> **What the task requires**
The exercise asks for every line of the data to be reproduced exactly.
----
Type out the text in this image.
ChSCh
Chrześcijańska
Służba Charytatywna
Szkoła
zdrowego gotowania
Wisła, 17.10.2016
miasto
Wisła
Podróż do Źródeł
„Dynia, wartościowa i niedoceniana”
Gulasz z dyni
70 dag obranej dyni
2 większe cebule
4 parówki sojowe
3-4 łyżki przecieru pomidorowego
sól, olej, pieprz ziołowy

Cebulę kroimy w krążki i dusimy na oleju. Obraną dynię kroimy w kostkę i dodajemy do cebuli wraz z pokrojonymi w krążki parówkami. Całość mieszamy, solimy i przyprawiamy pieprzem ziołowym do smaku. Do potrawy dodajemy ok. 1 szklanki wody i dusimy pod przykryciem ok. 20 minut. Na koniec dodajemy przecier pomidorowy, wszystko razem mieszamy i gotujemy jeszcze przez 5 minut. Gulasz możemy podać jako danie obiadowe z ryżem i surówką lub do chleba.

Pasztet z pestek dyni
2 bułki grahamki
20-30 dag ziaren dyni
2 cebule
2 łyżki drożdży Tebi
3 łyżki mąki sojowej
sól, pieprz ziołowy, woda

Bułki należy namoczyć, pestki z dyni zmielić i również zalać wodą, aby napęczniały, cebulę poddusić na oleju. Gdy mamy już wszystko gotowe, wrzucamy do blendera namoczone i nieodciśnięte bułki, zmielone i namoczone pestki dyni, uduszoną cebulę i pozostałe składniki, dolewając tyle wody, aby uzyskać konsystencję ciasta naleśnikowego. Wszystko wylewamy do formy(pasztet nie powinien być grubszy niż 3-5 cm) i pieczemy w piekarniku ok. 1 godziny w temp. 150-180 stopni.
----
> **Answer**
Type out the text in this image.
ChSCh
Chrześcijańska
Służba Charytatywna
Szkoła
zdrowego gotowania
Wisła, 17.10.2016
miasto
Wisła
Podróż do Źródeł
„Dynia, wartościowa i niedoceniana”
Gulasz z dyni
70 dag obranej dyni
2 większe cebule
4 parówki sojowe
3-4 łyżki przecieru pomidorowego
sól, olej, pieprz ziołowy

Cebulę kroimy w krążki i dusimy na oleju. Obraną dynię kroimy w kostkę i dodajemy do cebuli wraz z pokrojonymi w krążki parówkami. Całość mieszamy, solimy i przyprawiamy pieprzem ziołowym do smaku. Do potrawy dodajemy ok. 1 szklanki wody i dusimy pod przykryciem ok. 20 minut. Na koniec dodajemy przecier pomidorowy, wszystko razem mieszamy i gotujemy jeszcze przez 5 minut. Gulasz możemy podać jako danie obiadowe z ryżem i surówką lub do chleba.

Pasztet z pestek dyni
2 bułki grahamki
20-30 dag ziaren dyni
2 cebule
2 łyżki drożdży Tebi
3 łyżki mąki sojowej
sól, pieprz ziołowy, woda

Bułki należy namoczyć, pestki z dyni zmielić i również zalać wodą, aby napęczniały, cebulę poddusić na oleju. Gdy mamy już wszystko gotowe, wrzucamy do blendera namoczone i nieodciśnięte bułki, zmielone i namoczone pestki dyni, uduszoną cebulę i pozostałe składniki, dolewając tyle wody, aby uzyskać konsystencję ciasta naleśnikowego. Wszystko wylewamy do formy(pasztet nie powinien być grubszy niż 3-5 cm) i pieczemy w piekarniku ok. 1 godziny w temp. 150-180 stopni.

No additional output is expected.